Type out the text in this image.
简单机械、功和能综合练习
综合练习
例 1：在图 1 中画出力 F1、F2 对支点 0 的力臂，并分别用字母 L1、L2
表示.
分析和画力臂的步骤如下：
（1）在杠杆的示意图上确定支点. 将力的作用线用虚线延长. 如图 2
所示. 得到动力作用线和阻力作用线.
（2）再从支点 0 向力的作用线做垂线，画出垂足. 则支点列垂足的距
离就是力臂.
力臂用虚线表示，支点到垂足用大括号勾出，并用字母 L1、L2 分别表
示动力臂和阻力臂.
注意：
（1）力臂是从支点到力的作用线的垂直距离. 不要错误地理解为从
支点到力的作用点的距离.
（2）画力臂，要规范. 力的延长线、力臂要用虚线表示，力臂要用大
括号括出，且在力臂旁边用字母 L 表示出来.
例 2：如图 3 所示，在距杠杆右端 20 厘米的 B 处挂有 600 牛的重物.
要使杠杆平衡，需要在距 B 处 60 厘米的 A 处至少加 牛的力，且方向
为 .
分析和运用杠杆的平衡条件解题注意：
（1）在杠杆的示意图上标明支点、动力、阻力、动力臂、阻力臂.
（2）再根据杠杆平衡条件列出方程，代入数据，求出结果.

**Challenge**
Repeat the records exactly, including every line.

**Solved problem**
Type out the text in this image.
简单机械、功和能综合练习
综合练习
例 1：在图 1 中画出力 F1、F2 对支点 0 的力臂，并分别用字母 L1、L2
表示.
分析和画力臂的步骤如下：
（1）在杠杆的示意图上确定支点. 将力的作用线用虚线延长. 如图 2
所示. 得到动力作用线和阻力作用线.
（2）再从支点 0 向力的作用线做垂线，画出垂足. 则支点列垂足的距
离就是力臂.
力臂用虚线表示，支点到垂足用大括号勾出，并用字母 L1、L2 分别表
示动力臂和阻力臂.
注意：
（1）力臂是从支点到力的作用线的垂直距离. 不要错误地理解为从
支点到力的作用点的距离.
（2）画力臂，要规范. 力的延长线、力臂要用虚线表示，力臂要用大
括号括出，且在力臂旁边用字母 L 表示出来.
例 2：如图 3 所示，在距杠杆右端 20 厘米的 B 处挂有 600 牛的重物.
要使杠杆平衡，需要在距 B 处 60 厘米的 A 处至少加 牛的力，且方向
为 .
分析和运用杠杆的平衡条件解题注意：
（1）在杠杆的示意图上标明支点、动力、阻力、动力臂、阻力臂.
（2）再根据杠杆平衡条件列出方程，代入数据，求出结果.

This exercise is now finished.